[Dataset excerpt]
========================================================================

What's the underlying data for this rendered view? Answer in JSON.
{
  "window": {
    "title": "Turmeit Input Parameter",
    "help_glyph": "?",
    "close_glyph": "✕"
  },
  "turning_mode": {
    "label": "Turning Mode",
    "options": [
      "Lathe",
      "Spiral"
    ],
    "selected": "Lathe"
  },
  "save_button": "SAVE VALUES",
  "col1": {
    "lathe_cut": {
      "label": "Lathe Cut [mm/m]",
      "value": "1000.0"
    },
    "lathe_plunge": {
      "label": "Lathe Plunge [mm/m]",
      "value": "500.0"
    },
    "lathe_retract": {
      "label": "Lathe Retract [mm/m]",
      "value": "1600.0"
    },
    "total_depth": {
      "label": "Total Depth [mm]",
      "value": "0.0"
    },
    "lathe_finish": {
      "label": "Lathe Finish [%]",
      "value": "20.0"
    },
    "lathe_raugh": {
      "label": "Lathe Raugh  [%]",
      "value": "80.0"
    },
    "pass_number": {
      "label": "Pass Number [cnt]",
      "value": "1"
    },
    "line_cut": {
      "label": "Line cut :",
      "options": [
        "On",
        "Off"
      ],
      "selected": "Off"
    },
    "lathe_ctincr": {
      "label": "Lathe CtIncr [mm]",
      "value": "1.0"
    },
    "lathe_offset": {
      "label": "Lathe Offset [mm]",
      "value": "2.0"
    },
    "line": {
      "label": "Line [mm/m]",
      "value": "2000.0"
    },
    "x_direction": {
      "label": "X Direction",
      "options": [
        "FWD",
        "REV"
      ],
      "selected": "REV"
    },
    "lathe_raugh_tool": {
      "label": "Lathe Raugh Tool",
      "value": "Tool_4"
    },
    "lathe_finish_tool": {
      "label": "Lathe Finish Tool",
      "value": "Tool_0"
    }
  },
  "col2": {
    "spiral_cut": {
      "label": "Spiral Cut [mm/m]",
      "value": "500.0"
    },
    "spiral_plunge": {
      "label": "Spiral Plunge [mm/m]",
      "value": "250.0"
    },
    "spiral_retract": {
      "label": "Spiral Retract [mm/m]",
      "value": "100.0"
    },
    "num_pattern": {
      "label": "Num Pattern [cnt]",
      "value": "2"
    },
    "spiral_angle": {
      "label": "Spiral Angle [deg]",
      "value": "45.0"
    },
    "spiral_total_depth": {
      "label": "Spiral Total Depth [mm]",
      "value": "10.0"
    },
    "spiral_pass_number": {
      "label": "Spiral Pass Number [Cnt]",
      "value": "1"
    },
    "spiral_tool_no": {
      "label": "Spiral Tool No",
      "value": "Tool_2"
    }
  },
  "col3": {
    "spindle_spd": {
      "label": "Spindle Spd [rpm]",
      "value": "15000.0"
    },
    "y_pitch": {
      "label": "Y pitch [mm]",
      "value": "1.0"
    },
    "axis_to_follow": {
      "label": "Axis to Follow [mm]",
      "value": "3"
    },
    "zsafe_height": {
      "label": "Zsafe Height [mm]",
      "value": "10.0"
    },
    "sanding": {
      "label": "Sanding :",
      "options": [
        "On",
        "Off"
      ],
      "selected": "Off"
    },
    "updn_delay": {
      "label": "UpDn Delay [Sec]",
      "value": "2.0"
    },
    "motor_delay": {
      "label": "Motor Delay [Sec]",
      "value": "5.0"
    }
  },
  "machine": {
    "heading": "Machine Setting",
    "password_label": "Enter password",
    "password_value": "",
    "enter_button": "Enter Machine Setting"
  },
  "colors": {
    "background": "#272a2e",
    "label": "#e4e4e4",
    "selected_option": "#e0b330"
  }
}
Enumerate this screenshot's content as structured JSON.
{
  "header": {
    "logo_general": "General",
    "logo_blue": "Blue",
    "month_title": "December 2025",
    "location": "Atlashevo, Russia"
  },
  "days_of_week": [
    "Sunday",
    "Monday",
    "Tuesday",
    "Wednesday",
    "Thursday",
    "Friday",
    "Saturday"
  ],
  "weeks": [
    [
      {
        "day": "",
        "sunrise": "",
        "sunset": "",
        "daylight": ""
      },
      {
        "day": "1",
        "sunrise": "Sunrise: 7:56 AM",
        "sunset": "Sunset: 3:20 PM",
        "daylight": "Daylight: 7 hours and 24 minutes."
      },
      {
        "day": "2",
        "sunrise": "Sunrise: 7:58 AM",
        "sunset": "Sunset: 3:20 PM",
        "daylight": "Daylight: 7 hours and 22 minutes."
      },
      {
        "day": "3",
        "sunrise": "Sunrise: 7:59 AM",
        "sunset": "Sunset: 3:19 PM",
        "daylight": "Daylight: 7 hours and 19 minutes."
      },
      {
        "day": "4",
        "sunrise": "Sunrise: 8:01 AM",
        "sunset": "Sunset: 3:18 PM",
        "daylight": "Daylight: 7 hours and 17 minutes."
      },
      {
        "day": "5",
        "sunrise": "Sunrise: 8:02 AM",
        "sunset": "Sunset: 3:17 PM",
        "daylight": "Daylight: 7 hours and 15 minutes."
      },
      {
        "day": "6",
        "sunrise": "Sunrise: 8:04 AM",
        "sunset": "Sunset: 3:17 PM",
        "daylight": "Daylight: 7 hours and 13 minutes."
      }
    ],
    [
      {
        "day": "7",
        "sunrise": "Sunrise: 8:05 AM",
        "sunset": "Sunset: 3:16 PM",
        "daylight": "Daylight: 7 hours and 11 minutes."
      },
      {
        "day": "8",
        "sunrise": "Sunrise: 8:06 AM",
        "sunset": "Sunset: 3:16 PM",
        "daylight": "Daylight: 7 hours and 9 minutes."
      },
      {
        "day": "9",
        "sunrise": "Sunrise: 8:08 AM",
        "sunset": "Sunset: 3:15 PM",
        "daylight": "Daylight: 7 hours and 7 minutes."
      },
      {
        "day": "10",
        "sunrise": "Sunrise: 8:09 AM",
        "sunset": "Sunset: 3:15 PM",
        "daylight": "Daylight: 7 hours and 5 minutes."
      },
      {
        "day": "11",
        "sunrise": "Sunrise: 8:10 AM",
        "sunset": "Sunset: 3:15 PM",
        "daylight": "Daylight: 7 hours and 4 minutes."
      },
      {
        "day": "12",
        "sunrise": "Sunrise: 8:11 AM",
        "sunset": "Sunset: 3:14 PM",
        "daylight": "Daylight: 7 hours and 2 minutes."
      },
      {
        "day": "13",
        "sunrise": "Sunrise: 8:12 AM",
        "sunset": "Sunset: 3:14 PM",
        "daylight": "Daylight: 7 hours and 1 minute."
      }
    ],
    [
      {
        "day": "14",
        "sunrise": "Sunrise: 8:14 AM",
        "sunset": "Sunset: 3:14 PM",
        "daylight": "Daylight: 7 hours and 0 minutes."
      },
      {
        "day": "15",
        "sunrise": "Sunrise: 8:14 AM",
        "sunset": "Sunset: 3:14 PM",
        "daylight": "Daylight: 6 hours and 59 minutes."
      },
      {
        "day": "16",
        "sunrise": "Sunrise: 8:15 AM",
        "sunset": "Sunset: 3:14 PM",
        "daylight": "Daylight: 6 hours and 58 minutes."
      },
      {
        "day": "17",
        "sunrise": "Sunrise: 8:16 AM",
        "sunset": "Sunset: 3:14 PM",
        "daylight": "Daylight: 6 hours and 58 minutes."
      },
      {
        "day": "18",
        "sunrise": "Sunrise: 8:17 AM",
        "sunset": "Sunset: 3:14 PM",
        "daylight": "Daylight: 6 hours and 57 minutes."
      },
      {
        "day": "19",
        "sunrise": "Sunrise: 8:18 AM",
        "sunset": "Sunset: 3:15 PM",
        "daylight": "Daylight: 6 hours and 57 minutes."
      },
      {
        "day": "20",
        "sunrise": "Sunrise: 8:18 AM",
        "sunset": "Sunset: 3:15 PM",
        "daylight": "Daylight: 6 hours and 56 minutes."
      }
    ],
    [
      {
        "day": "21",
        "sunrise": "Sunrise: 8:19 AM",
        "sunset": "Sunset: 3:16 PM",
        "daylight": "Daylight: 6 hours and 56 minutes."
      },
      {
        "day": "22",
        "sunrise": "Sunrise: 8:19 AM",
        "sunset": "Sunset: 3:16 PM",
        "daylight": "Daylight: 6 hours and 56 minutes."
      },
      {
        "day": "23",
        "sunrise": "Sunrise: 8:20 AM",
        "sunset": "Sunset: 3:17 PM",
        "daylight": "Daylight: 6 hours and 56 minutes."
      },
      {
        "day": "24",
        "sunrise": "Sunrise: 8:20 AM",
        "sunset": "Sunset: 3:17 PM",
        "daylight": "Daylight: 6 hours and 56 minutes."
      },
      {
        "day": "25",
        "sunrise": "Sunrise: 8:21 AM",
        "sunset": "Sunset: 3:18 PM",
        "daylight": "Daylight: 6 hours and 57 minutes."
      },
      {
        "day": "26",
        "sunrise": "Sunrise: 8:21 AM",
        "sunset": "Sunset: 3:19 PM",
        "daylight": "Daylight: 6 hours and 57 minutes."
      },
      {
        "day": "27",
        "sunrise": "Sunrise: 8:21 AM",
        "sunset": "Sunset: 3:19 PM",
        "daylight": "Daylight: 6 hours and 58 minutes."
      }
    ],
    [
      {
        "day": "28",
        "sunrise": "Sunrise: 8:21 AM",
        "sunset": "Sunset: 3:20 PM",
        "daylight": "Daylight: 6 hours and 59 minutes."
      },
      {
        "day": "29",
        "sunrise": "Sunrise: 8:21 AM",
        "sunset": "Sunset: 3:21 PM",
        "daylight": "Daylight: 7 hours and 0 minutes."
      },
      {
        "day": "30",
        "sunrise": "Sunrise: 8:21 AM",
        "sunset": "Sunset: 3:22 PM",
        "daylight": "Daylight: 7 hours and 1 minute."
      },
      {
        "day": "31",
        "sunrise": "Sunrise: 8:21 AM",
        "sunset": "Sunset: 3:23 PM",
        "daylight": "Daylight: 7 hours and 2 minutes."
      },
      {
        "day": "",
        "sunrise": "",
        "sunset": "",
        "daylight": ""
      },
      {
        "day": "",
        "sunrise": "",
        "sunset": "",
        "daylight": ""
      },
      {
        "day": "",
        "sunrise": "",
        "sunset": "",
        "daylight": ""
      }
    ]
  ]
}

========================================================================

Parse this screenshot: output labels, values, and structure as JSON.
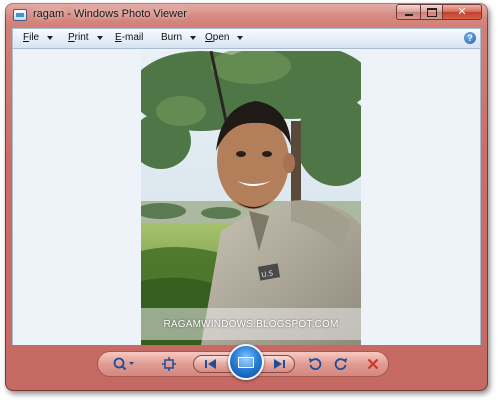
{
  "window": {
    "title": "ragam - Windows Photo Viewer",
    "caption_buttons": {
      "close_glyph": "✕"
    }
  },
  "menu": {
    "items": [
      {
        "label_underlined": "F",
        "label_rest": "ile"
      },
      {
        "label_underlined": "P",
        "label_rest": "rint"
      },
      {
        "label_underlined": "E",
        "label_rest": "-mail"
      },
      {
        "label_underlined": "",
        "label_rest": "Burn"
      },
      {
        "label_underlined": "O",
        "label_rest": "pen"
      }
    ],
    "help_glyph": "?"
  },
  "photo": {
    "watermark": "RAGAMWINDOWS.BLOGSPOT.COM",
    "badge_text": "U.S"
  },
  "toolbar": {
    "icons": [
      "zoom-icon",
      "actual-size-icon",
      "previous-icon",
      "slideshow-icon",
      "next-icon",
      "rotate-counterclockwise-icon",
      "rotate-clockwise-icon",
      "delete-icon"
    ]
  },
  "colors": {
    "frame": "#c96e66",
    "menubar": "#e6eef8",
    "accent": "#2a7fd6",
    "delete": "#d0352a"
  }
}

========================================================================

For the data above, state how many lines contain "Setting"; the number is the whole answer.

2